Turn every line in the items below into a Markdown table with the columns "Row" and "Line," giving each line its number and skipping blank lines. Leave the pictures out.
start RECORD EXTRACTS
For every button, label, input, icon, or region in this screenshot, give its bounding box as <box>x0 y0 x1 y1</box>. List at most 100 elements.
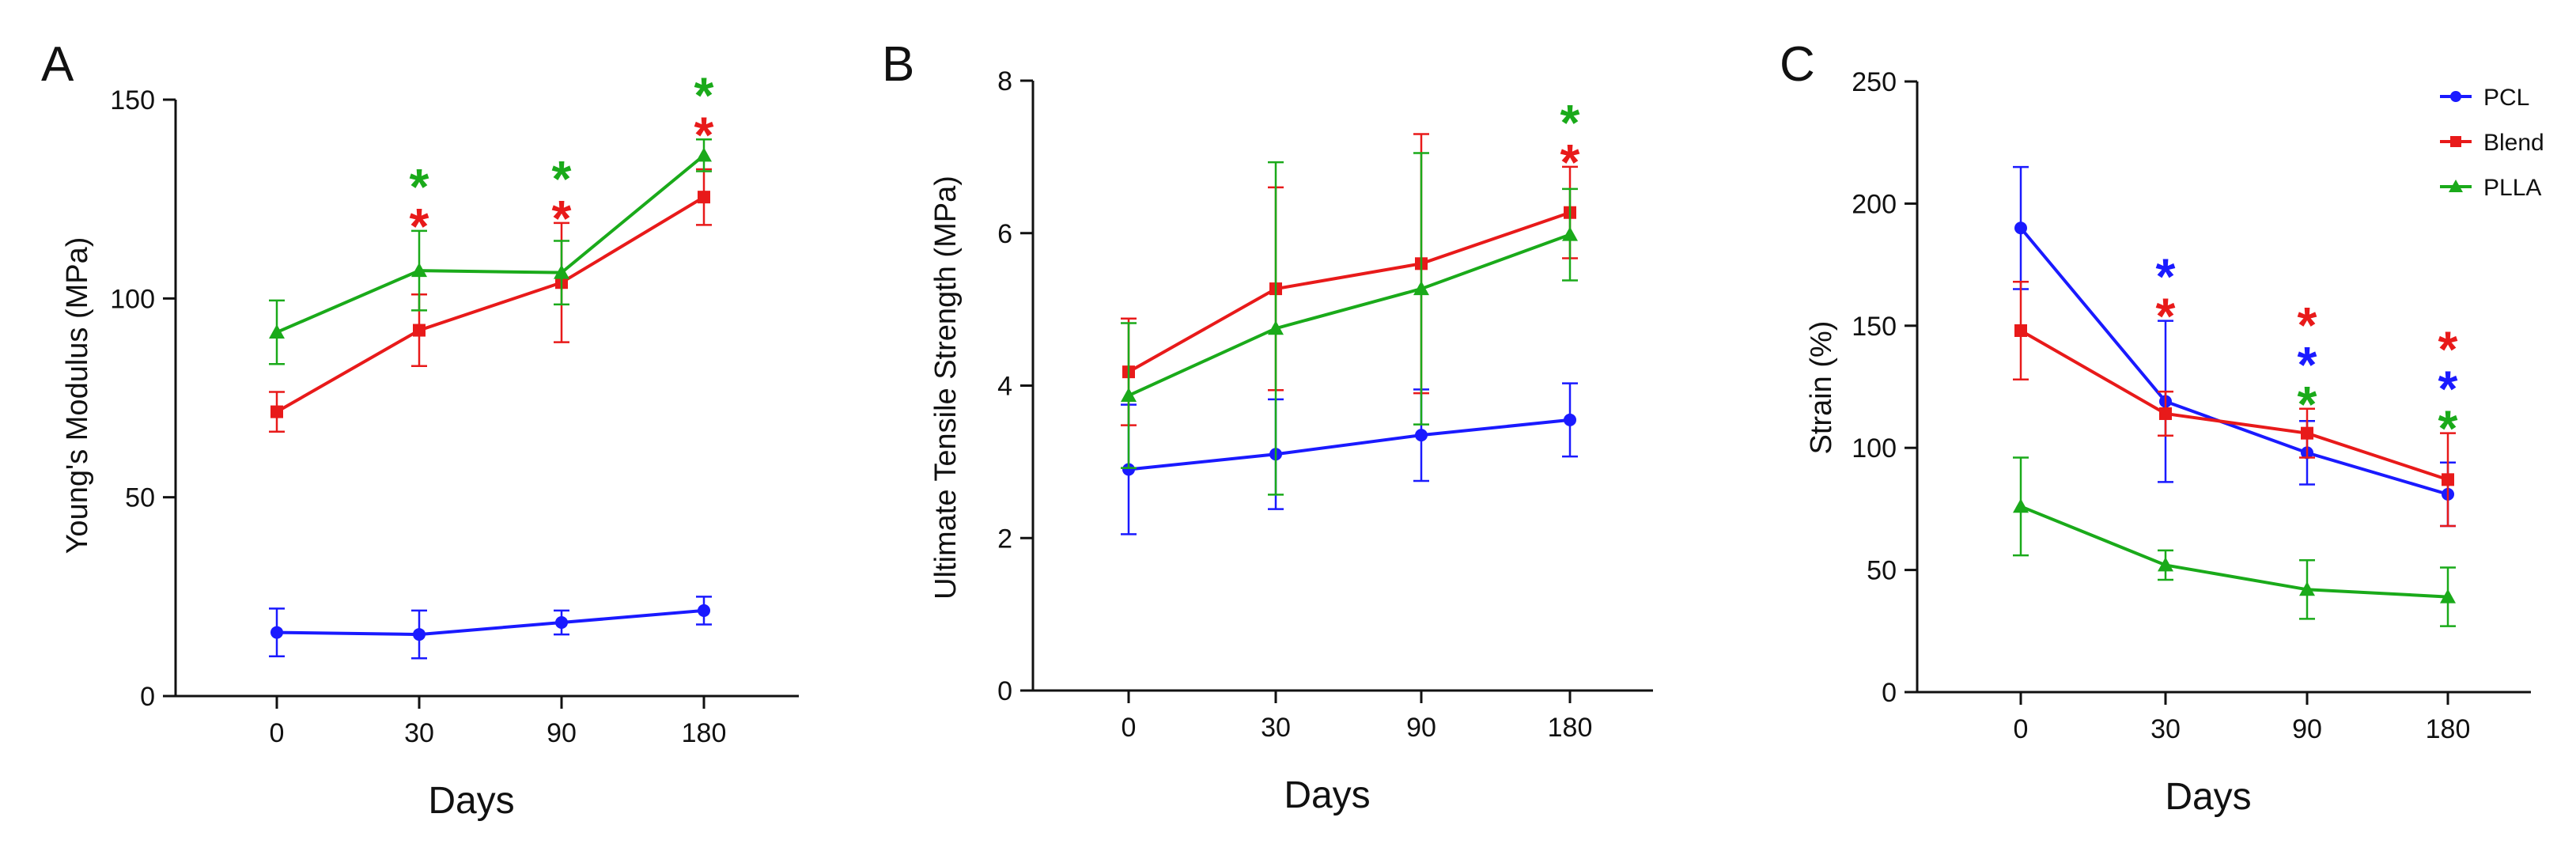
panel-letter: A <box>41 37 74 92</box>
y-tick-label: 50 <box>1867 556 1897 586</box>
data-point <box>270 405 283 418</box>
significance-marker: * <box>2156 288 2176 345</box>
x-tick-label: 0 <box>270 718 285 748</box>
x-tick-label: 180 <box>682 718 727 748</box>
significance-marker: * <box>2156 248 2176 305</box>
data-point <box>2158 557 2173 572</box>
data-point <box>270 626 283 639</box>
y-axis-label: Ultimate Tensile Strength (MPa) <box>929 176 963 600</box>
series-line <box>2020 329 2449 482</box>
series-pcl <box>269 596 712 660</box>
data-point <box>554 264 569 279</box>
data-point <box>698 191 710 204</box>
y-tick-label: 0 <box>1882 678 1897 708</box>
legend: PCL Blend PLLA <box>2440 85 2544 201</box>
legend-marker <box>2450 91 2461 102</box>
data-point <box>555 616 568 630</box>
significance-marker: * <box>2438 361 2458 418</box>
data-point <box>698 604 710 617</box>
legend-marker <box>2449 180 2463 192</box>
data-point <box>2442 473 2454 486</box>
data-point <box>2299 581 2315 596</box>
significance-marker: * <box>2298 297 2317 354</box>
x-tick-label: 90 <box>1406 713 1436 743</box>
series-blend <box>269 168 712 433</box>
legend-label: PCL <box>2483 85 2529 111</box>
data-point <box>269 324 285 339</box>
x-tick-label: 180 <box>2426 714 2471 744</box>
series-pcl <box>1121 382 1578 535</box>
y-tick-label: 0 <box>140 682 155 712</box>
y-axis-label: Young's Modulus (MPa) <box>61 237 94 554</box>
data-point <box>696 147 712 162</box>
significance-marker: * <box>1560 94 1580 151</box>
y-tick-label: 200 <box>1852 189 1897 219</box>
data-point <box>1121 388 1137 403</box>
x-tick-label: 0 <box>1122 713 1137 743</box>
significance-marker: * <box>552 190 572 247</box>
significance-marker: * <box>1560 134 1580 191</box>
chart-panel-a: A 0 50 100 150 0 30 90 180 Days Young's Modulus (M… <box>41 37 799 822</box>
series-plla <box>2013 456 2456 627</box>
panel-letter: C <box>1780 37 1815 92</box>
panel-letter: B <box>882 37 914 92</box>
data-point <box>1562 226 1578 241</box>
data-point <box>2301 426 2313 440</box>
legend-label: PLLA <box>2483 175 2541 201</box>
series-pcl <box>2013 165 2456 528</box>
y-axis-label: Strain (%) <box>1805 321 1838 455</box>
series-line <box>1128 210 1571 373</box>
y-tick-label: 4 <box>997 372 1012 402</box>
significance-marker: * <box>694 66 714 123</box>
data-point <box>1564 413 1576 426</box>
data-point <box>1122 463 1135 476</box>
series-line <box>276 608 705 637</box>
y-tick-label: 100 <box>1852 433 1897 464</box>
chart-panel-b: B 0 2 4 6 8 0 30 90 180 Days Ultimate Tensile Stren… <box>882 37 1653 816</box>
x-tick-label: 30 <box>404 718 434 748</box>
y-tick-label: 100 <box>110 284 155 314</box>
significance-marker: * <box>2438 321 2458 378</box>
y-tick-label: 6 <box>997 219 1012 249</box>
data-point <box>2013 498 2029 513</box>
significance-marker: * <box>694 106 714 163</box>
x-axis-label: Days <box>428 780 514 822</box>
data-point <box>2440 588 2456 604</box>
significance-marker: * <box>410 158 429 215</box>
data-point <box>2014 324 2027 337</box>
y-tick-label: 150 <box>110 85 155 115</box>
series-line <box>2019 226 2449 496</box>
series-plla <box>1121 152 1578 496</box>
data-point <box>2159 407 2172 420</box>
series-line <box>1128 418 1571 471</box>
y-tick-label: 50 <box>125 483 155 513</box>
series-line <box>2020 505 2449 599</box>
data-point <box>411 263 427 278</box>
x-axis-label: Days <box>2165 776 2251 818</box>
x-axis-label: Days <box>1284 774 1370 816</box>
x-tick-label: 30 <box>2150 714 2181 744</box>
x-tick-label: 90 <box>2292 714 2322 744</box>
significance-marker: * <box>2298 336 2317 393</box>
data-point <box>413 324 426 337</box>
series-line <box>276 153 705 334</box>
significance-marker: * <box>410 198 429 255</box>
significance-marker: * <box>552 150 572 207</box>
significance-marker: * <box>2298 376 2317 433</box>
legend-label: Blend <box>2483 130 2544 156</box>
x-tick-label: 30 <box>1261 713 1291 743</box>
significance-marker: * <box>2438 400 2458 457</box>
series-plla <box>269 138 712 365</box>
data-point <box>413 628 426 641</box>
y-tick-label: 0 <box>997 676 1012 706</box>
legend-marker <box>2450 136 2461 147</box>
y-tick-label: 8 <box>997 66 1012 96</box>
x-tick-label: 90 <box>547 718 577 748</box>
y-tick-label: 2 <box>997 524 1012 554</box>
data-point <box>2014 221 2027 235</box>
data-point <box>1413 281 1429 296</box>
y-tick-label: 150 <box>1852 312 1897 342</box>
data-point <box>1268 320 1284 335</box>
end RECORD EXTRACTS
** ANSWER TO THIS TASK **
| Row | Line |
|---|---|
| 1 | For every button, label, input, icon, or region in this screenshot, give its bounding box as <box>x0 y0 x1 y1</box>. List at most 100 elements. |
| 2 | panel-letter: A <box>41 37 74 92</box> |
| 3 | y-tick-label: 50 <box>1867 556 1897 586</box> |
| 4 | data-point <box>270 405 283 418</box> |
| 5 | significance-marker: * <box>2156 288 2176 345</box> |
| 6 | x-tick-label: 0 <box>270 718 285 748</box> |
| 7 | x-tick-label: 180 <box>682 718 727 748</box> |
| 8 | significance-marker: * <box>2156 248 2176 305</box> |
| 9 | data-point <box>2158 557 2173 572</box> |
| 10 | data-point <box>270 626 283 639</box> |
| 11 | y-axis-label: Ultimate Tensile Strength (MPa) <box>929 176 963 600</box> |
| 12 | series-line <box>2020 329 2449 482</box> |
| 13 | series-pcl <box>269 596 712 660</box> |
| 14 | data-point <box>554 264 569 279</box> |
| 15 | data-point <box>698 191 710 204</box> |
| 16 | y-tick-label: 0 <box>1882 678 1897 708</box> |
| 17 | legend: PCL Blend PLLA <box>2440 85 2544 201</box> |
| 18 | legend-marker <box>2450 91 2461 102</box> |
| 19 | data-point <box>555 616 568 630</box> |
| 20 | significance-marker: * <box>2438 361 2458 418</box> |
| 21 | data-point <box>698 604 710 617</box> |
| 22 | legend-marker <box>2449 180 2463 192</box> |
| 23 | data-point <box>2442 473 2454 486</box> |
| 24 | data-point <box>2299 581 2315 596</box> |
| 25 | significance-marker: * <box>2298 297 2317 354</box> |
| 26 | x-tick-label: 90 <box>1406 713 1436 743</box> |
| 27 | series-blend <box>269 168 712 433</box> |
| 28 | legend-label: PCL <box>2483 85 2529 111</box> |
| 29 | data-point <box>269 324 285 339</box> |
| 30 | x-tick-label: 180 <box>2426 714 2471 744</box> |
| 31 | series-pcl <box>1121 382 1578 535</box> |
| 32 | y-tick-label: 0 <box>140 682 155 712</box> |
| 33 | y-axis-label: Young's Modulus (MPa) <box>61 237 94 554</box> |
| 34 | data-point <box>696 147 712 162</box> |
| 35 | significance-marker: * <box>1560 94 1580 151</box> |
| 36 | y-tick-label: 200 <box>1852 189 1897 219</box> |
| 37 | data-point <box>1121 388 1137 403</box> |
| 38 | x-tick-label: 0 <box>1122 713 1137 743</box> |
| 39 | significance-marker: * <box>552 190 572 247</box> |
| 40 | significance-marker: * <box>1560 134 1580 191</box> |
| 41 | chart-panel-a: A 0 50 100 150 0 30 90 180 Days Young's Modulus (M… <box>41 37 799 822</box> |
| 42 | series-plla <box>2013 456 2456 627</box> |
| 43 | panel-letter: C <box>1780 37 1815 92</box> |
| 44 | panel-letter: B <box>882 37 914 92</box> |
| 45 | data-point <box>1562 226 1578 241</box> |
| 46 | data-point <box>2301 426 2313 440</box> |
| 47 | legend-label: PLLA <box>2483 175 2541 201</box> |
| 48 | series-pcl <box>2013 165 2456 528</box> |
| 49 | y-axis-label: Strain (%) <box>1805 321 1838 455</box> |
| 50 | series-line <box>1128 210 1571 373</box> |
| 51 | y-tick-label: 4 <box>997 372 1012 402</box> |
| 52 | significance-marker: * <box>694 66 714 123</box> |
| 53 | data-point <box>1564 413 1576 426</box> |
| 54 | data-point <box>1122 463 1135 476</box> |
| 55 | series-line <box>276 608 705 637</box> |
| 56 | y-tick-label: 100 <box>1852 433 1897 464</box> |
| 57 | chart-panel-b: B 0 2 4 6 8 0 30 90 180 Days Ultimate Tensile Stren… <box>882 37 1653 816</box> |
| 58 | x-tick-label: 30 <box>404 718 434 748</box> |
| 59 | y-tick-label: 100 <box>110 284 155 314</box> |
| 60 | significance-marker: * <box>2438 321 2458 378</box> |
| 61 | y-tick-label: 6 <box>997 219 1012 249</box> |
| 62 | data-point <box>2013 498 2029 513</box> |
| 63 | significance-marker: * <box>694 106 714 163</box> |
| 64 | x-axis-label: Days <box>428 780 514 822</box> |
| 65 | data-point <box>2440 588 2456 604</box> |
| 66 | significance-marker: * <box>410 158 429 215</box> |
| 67 | data-point <box>2014 324 2027 337</box> |
| 68 | y-tick-label: 150 <box>110 85 155 115</box> |
| 69 | series-line <box>2019 226 2449 496</box> |
| 70 | series-plla <box>1121 152 1578 496</box> |
| 71 | data-point <box>2159 407 2172 420</box> |
| 72 | series-line <box>1128 418 1571 471</box> |
| 73 | y-tick-label: 50 <box>125 483 155 513</box> |
| 74 | series-line <box>2020 505 2449 599</box> |
| 75 | data-point <box>411 263 427 278</box> |
| 76 | x-axis-label: Days <box>2165 776 2251 818</box> |
| 77 | x-axis-label: Days <box>1284 774 1370 816</box> |
| 78 | x-tick-label: 30 <box>2150 714 2181 744</box> |
| 79 | x-tick-label: 90 <box>2292 714 2322 744</box> |
| 80 | significance-marker: * <box>2298 336 2317 393</box> |
| 81 | data-point <box>413 324 426 337</box> |
| 82 | series-line <box>276 153 705 334</box> |
| 83 | significance-marker: * <box>410 198 429 255</box> |
| 84 | significance-marker: * <box>552 150 572 207</box> |
| 85 | significance-marker: * <box>2298 376 2317 433</box> |
| 86 | legend-label: Blend <box>2483 130 2544 156</box> |
| 87 | x-tick-label: 30 <box>1261 713 1291 743</box> |
| 88 | significance-marker: * <box>2438 400 2458 457</box> |
| 89 | series-plla <box>269 138 712 365</box> |
| 90 | data-point <box>413 628 426 641</box> |
| 91 | y-tick-label: 0 <box>997 676 1012 706</box> |
| 92 | legend-marker <box>2450 136 2461 147</box> |
| 93 | y-tick-label: 8 <box>997 66 1012 96</box> |
| 94 | x-tick-label: 90 <box>547 718 577 748</box> |
| 95 | y-tick-label: 2 <box>997 524 1012 554</box> |
| 96 | data-point <box>2014 221 2027 235</box> |
| 97 | data-point <box>1413 281 1429 296</box> |
| 98 | y-tick-label: 150 <box>1852 312 1897 342</box> |
| 99 | data-point <box>1268 320 1284 335</box> |